Exercise instructions -
Go through the material and pull out every line with the string "this" in it.

-- BEGIN --

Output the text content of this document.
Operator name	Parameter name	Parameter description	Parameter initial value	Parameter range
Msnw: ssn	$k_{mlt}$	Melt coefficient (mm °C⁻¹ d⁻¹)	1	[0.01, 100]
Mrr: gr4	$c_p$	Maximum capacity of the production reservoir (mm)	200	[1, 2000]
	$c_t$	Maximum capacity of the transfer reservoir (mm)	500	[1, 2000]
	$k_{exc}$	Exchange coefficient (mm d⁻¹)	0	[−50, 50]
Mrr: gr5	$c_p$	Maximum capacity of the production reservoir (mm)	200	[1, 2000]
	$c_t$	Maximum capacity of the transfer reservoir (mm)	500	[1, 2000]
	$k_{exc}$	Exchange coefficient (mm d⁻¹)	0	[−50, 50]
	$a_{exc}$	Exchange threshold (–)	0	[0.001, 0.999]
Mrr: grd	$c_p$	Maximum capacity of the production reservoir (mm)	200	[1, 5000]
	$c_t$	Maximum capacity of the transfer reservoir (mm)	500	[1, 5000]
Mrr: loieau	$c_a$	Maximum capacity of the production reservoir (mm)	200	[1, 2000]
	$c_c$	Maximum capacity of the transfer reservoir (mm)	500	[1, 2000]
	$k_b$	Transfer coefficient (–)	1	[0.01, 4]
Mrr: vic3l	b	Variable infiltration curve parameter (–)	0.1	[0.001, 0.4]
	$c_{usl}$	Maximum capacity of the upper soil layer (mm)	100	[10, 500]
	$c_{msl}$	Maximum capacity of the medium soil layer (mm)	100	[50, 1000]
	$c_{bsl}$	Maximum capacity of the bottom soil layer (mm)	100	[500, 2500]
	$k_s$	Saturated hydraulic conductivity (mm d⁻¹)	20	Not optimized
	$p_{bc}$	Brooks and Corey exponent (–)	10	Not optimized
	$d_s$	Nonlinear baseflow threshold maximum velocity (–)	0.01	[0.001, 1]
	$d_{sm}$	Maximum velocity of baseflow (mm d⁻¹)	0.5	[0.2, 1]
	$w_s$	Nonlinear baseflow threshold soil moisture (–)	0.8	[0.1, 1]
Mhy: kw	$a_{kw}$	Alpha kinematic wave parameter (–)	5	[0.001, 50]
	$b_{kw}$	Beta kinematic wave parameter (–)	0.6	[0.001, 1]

-- END --
-- BEGIN --

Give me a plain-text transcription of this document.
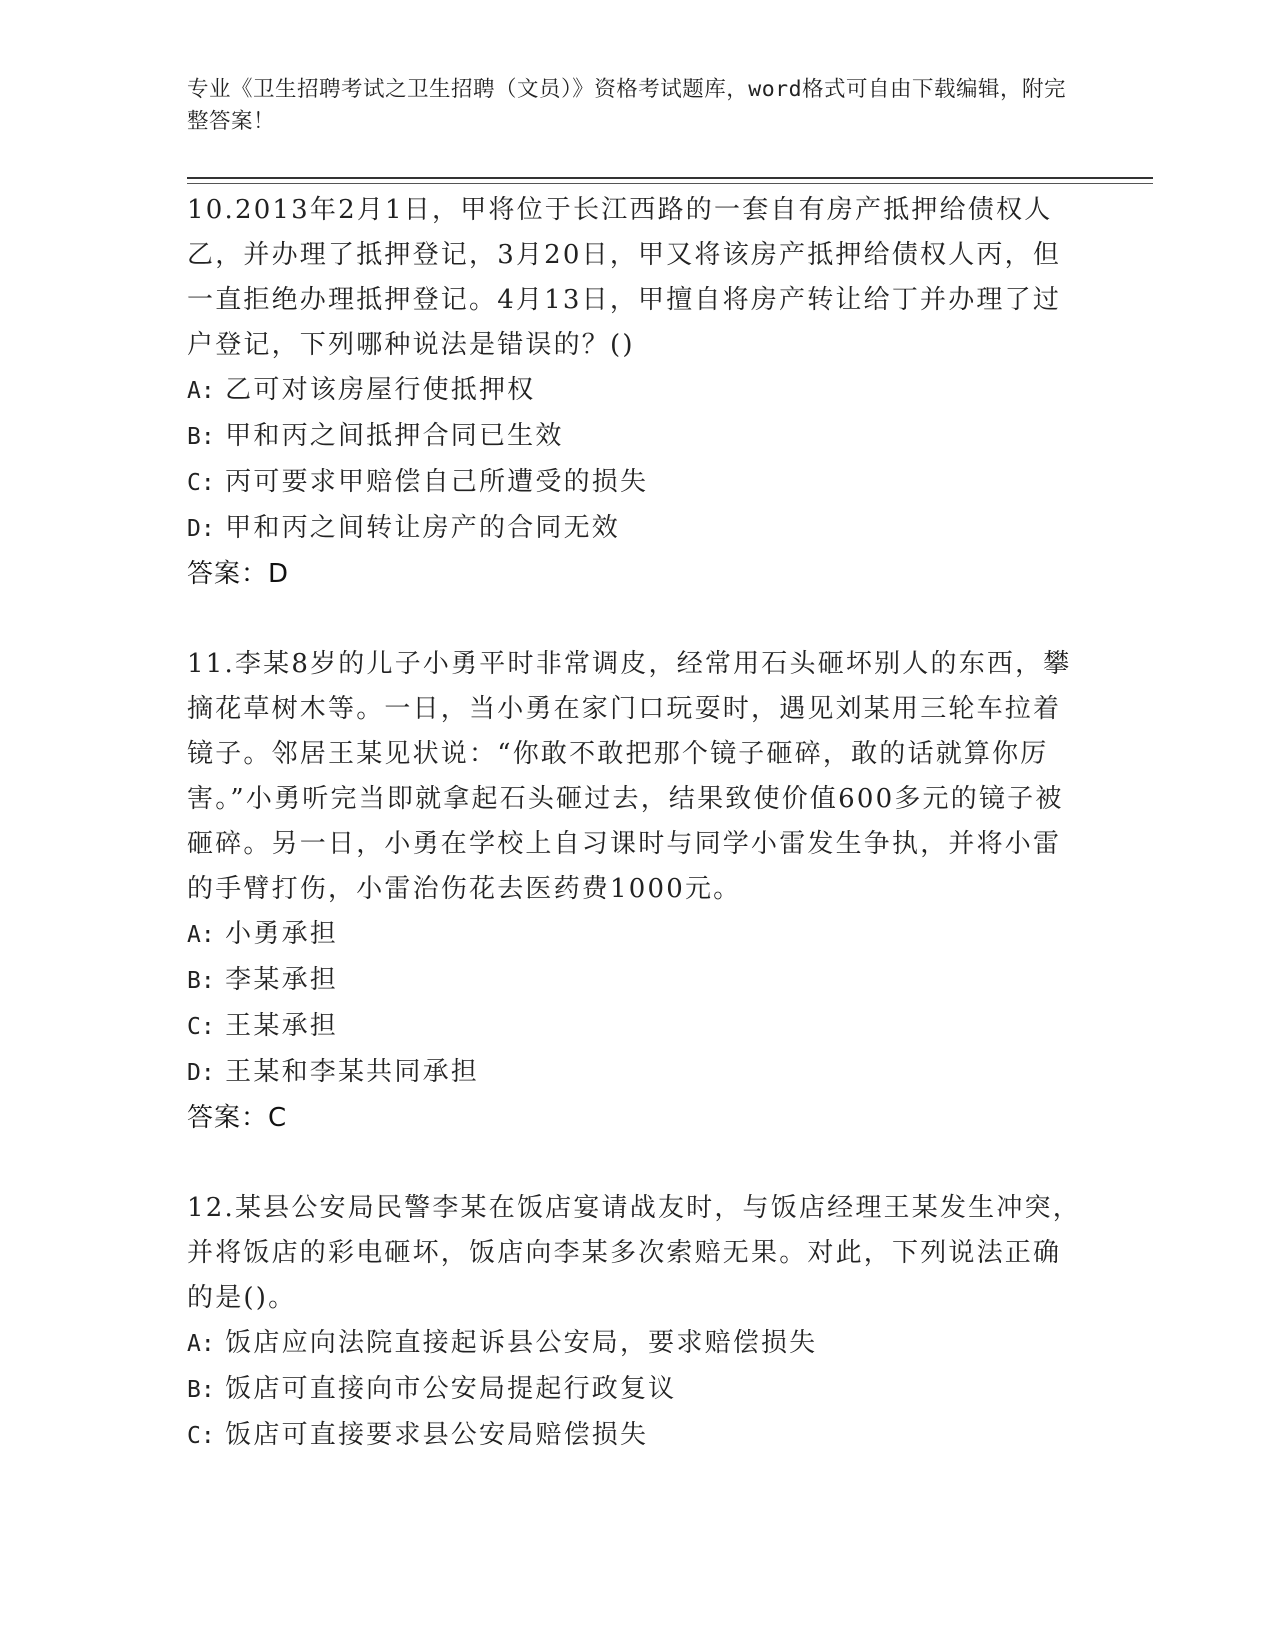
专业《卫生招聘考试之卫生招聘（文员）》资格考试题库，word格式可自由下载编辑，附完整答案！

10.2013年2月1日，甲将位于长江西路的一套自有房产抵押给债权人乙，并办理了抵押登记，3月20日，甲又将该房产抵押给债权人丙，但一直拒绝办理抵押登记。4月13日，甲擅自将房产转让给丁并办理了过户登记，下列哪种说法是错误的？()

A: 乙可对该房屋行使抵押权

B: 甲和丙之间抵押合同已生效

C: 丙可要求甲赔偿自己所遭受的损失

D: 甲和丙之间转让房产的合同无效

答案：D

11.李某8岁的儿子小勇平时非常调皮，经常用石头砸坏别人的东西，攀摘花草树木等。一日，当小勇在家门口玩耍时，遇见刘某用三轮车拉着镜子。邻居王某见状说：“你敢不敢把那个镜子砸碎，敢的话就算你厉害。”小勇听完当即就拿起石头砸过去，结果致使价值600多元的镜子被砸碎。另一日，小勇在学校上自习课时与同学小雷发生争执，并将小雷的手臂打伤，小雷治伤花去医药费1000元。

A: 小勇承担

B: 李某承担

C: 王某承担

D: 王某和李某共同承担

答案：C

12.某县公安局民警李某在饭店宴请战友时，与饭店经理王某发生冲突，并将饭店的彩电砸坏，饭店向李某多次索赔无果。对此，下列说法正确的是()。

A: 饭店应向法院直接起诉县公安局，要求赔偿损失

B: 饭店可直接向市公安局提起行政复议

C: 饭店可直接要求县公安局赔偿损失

-- END --

Reply -
Output the text content of this document.
Give me a plain-text transcription of this document.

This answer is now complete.